** WORK INSTRUCTIONS **
Output the data exactly, with every line intact.

** RECORDS **
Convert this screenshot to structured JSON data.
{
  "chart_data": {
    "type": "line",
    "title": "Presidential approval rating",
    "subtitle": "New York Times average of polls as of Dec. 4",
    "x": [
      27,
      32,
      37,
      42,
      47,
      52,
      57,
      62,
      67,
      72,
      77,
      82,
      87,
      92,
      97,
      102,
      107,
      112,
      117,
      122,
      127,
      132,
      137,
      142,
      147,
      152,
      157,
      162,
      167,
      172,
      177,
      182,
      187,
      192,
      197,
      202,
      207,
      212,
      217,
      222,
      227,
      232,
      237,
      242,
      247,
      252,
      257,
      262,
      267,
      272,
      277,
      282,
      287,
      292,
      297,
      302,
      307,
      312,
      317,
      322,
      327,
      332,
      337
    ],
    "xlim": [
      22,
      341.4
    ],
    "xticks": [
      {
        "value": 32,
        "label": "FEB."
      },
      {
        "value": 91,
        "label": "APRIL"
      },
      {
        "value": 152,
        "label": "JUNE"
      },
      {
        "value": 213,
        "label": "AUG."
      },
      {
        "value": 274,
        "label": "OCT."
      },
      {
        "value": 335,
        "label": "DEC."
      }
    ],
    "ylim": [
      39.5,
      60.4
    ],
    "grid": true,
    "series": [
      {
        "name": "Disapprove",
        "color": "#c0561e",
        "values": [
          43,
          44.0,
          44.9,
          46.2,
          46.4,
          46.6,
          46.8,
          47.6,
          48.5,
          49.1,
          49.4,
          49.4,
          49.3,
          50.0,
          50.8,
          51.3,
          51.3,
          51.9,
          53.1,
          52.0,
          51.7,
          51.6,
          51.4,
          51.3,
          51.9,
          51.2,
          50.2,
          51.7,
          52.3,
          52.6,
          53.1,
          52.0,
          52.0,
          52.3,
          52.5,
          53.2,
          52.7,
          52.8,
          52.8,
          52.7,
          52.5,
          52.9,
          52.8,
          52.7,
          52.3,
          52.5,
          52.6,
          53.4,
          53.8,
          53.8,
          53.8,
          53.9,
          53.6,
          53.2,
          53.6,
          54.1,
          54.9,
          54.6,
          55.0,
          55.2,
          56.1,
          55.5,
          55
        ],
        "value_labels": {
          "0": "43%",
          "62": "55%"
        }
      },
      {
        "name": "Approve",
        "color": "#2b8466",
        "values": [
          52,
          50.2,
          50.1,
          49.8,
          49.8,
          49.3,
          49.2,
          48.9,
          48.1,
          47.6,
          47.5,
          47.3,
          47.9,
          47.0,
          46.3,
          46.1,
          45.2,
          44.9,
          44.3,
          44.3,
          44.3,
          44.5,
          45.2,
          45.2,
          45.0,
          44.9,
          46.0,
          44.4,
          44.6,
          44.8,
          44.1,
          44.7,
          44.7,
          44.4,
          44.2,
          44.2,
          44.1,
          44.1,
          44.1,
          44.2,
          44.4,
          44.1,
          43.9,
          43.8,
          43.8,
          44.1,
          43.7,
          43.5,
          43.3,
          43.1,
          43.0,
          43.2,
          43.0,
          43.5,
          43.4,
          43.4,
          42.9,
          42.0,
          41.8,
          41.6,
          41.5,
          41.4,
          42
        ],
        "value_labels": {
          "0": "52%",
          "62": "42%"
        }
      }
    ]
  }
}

** ANSWER IN FULL **
Convert this screenshot to structured JSON data.
{
  "chart_data": {
    "type": "line",
    "title": "Presidential approval rating",
    "subtitle": "New York Times average of polls as of Dec. 4",
    "x": [
      27,
      32,
      37,
      42,
      47,
      52,
      57,
      62,
      67,
      72,
      77,
      82,
      87,
      92,
      97,
      102,
      107,
      112,
      117,
      122,
      127,
      132,
      137,
      142,
      147,
      152,
      157,
      162,
      167,
      172,
      177,
      182,
      187,
      192,
      197,
      202,
      207,
      212,
      217,
      222,
      227,
      232,
      237,
      242,
      247,
      252,
      257,
      262,
      267,
      272,
      277,
      282,
      287,
      292,
      297,
      302,
      307,
      312,
      317,
      322,
      327,
      332,
      337
    ],
    "xlim": [
      22,
      341.4
    ],
    "xticks": [
      {
        "value": 32,
        "label": "FEB."
      },
      {
        "value": 91,
        "label": "APRIL"
      },
      {
        "value": 152,
        "label": "JUNE"
      },
      {
        "value": 213,
        "label": "AUG."
      },
      {
        "value": 274,
        "label": "OCT."
      },
      {
        "value": 335,
        "label": "DEC."
      }
    ],
    "ylim": [
      39.5,
      60.4
    ],
    "grid": true,
    "series": [
      {
        "name": "Disapprove",
        "color": "#c0561e",
        "values": [
          43,
          44.0,
          44.9,
          46.2,
          46.4,
          46.6,
          46.8,
          47.6,
          48.5,
          49.1,
          49.4,
          49.4,
          49.3,
          50.0,
          50.8,
          51.3,
          51.3,
          51.9,
          53.1,
          52.0,
          51.7,
          51.6,
          51.4,
          51.3,
          51.9,
          51.2,
          50.2,
          51.7,
          52.3,
          52.6,
          53.1,
          52.0,
          52.0,
          52.3,
          52.5,
          53.2,
          52.7,
          52.8,
          52.8,
          52.7,
          52.5,
          52.9,
          52.8,
          52.7,
          52.3,
          52.5,
          52.6,
          53.4,
          53.8,
          53.8,
          53.8,
          53.9,
          53.6,
          53.2,
          53.6,
          54.1,
          54.9,
          54.6,
          55.0,
          55.2,
          56.1,
          55.5,
          55
        ],
        "value_labels": {
          "0": "43%",
          "62": "55%"
        }
      },
      {
        "name": "Approve",
        "color": "#2b8466",
        "values": [
          52,
          50.2,
          50.1,
          49.8,
          49.8,
          49.3,
          49.2,
          48.9,
          48.1,
          47.6,
          47.5,
          47.3,
          47.9,
          47.0,
          46.3,
          46.1,
          45.2,
          44.9,
          44.3,
          44.3,
          44.3,
          44.5,
          45.2,
          45.2,
          45.0,
          44.9,
          46.0,
          44.4,
          44.6,
          44.8,
          44.1,
          44.7,
          44.7,
          44.4,
          44.2,
          44.2,
          44.1,
          44.1,
          44.1,
          44.2,
          44.4,
          44.1,
          43.9,
          43.8,
          43.8,
          44.1,
          43.7,
          43.5,
          43.3,
          43.1,
          43.0,
          43.2,
          43.0,
          43.5,
          43.4,
          43.4,
          42.9,
          42.0,
          41.8,
          41.6,
          41.5,
          41.4,
          42
        ],
        "value_labels": {
          "0": "52%",
          "62": "42%"
        }
      }
    ]
  }
}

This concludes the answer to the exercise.